### Given exercise
Every entry below should be printed exactly, without its images.

### Record list
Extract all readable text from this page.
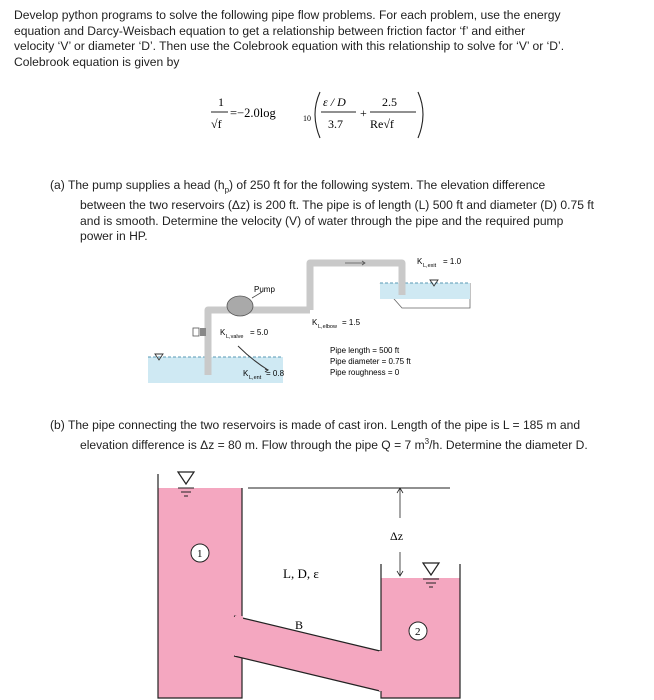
Develop python programs to solve the following pipe flow problems. For each problem, use the energy
equation and Darcy-Weisbach equation to get a relationship between friction factor ‘f’ and either
velocity ‘V’ or diameter ‘D’. Then use the Colebrook equation with this relationship to solve for ‘V’ or ‘D’.
Colebrook equation is given by
1
√f
=−2.0log	10
ε / D
3.7
+
2.5
Re√f
(a) The pump supplies a head $(h_p)$ of 250 ft for the following system. The elevation difference
between the two reservoirs (Δz) is 200 ft. The pipe is of length (L) 500 ft and diameter (D) 0.75 ft
and is smooth. Determine the velocity (V) of water through the pipe and the required pump
power in HP.
Pump
K L,valve = 5.0
K L,ent = 0.8
K L,elbow = 1.5
K L,exit = 1.0
Pipe length = 500 ft
Pipe diameter = 0.75 ft
Pipe roughness = 0
(b) The pipe connecting the two reservoirs is made of cast iron. Length of the pipe is L = 185 m and
elevation difference is Δz = 80 m. Flow through the pipe Q = 7 $m^3/h$. Determine the diameter D.
Δz
1
2
L, D, ε
B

### The result
Extract all readable text from this page.
Develop python programs to solve the following pipe flow problems. For each problem, use the energy
equation and Darcy-Weisbach equation to get a relationship between friction factor ‘f’ and either
velocity ‘V’ or diameter ‘D’. Then use the Colebrook equation with this relationship to solve for ‘V’ or ‘D’.
Colebrook equation is given by
1
√f
=−2.0log	10
ε / D
3.7
+
2.5
Re√f
(a) The pump supplies a head $(h_p)$ of 250 ft for the following system. The elevation difference
between the two reservoirs (Δz) is 200 ft. The pipe is of length (L) 500 ft and diameter (D) 0.75 ft
and is smooth. Determine the velocity (V) of water through the pipe and the required pump
power in HP.
Pump
K L,valve = 5.0
K L,ent = 0.8
K L,elbow = 1.5
K L,exit = 1.0
Pipe length = 500 ft
Pipe diameter = 0.75 ft
Pipe roughness = 0
(b) The pipe connecting the two reservoirs is made of cast iron. Length of the pipe is L = 185 m and
elevation difference is Δz = 80 m. Flow through the pipe Q = 7 $m^3/h$. Determine the diameter D.
Δz
1
2
L, D, ε
B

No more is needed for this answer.